Identify the lines bearing the string "image" and gather them.

(begin)

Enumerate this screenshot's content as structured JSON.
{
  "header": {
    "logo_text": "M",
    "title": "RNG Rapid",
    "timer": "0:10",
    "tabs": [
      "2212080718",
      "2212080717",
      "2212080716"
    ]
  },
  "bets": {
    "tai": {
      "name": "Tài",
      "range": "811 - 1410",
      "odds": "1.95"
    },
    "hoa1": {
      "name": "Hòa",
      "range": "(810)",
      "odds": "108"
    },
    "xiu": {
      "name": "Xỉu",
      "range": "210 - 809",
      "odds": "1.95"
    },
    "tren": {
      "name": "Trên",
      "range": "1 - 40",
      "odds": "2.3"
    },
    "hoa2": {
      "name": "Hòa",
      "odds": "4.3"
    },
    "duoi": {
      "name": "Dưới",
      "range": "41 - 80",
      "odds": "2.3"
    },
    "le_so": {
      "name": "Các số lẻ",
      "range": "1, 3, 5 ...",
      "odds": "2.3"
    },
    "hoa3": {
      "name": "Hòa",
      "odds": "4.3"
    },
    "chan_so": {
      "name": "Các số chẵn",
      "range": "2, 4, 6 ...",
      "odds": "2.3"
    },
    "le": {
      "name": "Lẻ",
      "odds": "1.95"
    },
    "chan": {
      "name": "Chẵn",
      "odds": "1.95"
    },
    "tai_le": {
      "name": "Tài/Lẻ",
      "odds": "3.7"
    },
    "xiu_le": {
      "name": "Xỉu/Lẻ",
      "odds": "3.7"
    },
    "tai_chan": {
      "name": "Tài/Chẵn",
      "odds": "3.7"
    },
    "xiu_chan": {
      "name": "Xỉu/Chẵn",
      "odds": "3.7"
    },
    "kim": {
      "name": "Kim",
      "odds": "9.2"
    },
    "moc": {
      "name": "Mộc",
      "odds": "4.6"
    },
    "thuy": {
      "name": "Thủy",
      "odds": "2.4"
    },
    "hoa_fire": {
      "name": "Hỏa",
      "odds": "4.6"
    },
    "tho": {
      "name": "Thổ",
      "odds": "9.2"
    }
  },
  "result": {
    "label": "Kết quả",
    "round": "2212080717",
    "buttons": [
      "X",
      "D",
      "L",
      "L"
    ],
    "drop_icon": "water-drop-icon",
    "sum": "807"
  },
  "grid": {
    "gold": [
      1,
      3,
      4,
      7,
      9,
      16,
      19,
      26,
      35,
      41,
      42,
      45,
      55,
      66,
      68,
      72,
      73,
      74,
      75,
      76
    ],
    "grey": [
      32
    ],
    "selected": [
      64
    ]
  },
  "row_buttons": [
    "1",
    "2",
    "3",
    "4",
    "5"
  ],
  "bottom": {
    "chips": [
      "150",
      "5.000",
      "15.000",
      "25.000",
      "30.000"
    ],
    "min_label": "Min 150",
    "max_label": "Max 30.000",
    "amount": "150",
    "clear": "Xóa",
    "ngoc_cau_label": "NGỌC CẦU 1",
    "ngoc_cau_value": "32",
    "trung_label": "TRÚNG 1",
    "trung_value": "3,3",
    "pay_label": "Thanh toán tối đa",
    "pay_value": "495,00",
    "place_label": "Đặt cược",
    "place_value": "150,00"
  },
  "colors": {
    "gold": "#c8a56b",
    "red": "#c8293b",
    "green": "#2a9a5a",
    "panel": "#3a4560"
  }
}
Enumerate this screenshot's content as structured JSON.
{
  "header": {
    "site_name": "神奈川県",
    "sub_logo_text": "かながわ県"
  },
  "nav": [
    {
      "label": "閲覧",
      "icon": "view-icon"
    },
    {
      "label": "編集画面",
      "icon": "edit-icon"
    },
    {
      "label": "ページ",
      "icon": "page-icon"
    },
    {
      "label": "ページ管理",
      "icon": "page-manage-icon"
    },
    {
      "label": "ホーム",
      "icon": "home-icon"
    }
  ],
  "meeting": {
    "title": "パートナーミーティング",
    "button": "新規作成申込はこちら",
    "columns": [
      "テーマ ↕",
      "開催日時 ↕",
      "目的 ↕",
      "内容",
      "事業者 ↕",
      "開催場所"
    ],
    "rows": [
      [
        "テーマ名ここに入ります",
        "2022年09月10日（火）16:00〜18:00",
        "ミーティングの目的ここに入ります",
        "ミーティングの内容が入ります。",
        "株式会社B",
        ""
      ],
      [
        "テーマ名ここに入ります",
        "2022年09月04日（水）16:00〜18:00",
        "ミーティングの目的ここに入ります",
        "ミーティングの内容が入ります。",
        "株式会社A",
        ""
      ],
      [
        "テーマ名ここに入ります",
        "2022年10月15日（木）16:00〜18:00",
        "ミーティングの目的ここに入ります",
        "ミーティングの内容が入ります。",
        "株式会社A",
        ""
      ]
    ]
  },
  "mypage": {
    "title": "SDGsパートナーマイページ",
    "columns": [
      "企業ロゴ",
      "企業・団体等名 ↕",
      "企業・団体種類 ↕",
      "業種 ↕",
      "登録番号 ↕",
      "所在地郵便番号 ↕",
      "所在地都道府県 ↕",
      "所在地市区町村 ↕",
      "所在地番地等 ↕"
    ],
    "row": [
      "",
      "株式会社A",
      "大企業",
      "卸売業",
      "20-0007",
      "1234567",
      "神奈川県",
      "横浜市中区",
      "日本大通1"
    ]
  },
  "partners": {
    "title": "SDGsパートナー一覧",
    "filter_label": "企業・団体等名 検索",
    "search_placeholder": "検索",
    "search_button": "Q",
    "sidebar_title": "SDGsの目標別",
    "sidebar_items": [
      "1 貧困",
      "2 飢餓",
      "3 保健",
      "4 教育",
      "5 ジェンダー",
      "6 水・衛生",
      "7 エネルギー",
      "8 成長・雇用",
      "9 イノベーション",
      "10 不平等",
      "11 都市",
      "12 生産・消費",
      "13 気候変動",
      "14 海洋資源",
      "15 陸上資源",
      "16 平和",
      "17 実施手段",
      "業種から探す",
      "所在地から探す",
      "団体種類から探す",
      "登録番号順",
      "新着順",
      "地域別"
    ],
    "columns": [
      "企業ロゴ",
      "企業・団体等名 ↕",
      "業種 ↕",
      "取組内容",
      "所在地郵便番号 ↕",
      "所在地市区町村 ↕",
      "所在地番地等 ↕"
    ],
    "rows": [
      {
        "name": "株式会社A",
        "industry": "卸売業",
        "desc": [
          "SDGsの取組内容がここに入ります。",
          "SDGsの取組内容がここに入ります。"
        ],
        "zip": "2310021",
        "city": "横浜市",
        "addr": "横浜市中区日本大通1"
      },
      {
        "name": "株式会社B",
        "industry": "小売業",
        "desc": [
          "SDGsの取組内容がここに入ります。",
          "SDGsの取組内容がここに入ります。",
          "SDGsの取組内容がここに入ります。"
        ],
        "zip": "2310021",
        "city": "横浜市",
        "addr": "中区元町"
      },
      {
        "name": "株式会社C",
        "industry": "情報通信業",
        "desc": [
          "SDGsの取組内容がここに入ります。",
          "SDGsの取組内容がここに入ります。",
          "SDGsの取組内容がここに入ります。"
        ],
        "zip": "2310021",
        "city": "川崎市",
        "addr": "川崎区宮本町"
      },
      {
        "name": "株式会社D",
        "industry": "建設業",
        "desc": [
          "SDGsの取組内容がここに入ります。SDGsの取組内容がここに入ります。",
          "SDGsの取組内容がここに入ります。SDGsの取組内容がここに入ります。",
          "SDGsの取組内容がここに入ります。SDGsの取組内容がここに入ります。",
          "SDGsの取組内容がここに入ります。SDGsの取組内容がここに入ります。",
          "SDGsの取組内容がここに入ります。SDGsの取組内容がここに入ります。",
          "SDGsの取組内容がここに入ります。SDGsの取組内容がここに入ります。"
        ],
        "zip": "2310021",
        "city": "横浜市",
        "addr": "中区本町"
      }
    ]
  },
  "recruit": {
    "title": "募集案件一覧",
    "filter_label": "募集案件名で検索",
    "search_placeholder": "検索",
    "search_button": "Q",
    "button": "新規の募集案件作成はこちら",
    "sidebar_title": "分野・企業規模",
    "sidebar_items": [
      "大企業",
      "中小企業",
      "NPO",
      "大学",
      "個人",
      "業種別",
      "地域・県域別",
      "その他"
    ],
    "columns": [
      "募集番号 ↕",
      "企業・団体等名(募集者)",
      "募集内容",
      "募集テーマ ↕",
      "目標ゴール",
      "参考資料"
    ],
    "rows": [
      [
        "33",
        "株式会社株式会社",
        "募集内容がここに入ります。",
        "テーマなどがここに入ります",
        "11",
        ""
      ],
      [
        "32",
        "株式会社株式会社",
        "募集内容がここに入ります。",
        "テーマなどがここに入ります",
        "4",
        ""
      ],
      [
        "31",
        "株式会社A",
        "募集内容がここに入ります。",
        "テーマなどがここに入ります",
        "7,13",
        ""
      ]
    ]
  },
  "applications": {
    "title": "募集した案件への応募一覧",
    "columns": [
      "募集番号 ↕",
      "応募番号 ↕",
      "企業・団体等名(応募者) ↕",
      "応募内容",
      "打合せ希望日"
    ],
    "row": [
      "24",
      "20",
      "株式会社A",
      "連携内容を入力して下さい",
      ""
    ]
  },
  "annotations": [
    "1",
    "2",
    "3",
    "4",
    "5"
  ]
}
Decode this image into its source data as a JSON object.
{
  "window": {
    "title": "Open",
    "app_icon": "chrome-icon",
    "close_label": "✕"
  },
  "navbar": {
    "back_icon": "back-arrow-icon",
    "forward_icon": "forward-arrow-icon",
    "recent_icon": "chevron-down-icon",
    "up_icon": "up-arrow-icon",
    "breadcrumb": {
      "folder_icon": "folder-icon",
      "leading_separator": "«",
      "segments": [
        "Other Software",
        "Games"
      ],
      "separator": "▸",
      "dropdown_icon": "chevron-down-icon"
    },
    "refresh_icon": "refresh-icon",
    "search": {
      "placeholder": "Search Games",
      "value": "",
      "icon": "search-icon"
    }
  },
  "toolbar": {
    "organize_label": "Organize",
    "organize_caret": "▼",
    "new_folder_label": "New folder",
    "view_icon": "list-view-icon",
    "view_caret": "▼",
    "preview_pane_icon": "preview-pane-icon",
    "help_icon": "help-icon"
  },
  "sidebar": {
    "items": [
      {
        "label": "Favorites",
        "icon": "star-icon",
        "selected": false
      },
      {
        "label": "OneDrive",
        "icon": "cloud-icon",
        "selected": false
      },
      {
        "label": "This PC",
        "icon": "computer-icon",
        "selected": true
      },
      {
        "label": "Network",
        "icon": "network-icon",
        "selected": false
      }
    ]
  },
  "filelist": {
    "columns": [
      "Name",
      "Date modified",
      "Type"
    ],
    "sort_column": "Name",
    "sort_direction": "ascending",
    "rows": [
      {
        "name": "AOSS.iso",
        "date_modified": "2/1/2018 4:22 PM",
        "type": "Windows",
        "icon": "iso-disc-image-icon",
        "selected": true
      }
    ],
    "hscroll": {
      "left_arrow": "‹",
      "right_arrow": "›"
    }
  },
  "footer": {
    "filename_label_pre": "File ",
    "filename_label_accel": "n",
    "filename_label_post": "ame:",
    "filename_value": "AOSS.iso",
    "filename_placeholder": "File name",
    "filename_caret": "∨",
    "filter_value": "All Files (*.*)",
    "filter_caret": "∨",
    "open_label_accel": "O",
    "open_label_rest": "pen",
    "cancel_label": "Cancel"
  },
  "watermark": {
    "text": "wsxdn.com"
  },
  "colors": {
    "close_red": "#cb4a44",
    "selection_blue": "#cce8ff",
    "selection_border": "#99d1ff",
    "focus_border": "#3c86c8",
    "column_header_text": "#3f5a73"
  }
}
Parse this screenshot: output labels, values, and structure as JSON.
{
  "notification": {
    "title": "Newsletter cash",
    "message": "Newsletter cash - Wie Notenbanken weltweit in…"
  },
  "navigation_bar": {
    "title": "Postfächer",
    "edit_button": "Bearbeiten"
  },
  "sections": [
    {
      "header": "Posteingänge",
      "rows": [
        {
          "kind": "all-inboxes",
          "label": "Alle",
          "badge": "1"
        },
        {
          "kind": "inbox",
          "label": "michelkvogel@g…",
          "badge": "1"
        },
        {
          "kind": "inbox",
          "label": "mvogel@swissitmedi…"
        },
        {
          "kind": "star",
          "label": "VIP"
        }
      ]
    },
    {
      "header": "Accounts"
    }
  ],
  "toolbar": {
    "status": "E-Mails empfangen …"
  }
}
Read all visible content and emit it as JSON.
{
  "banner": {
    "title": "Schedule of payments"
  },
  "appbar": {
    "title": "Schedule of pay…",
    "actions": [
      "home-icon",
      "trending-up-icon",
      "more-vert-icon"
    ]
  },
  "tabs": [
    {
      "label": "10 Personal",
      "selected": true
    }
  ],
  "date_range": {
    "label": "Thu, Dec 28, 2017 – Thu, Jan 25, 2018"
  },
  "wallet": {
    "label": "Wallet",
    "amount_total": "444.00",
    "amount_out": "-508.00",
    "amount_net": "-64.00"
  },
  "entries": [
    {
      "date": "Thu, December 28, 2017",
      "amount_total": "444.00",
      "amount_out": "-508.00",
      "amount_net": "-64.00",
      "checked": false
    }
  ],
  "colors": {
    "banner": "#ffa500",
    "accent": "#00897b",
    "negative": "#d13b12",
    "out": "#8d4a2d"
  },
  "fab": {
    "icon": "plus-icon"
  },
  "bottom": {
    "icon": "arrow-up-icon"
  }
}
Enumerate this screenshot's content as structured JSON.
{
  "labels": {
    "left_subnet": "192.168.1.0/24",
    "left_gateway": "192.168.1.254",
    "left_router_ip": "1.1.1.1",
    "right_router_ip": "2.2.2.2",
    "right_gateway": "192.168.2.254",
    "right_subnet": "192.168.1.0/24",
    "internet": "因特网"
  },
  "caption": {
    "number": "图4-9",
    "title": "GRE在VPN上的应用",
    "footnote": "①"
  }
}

(end)

▶ Task result
Decode this image into its source data as a JSON object.
        "icon": "iso-disc-image-icon",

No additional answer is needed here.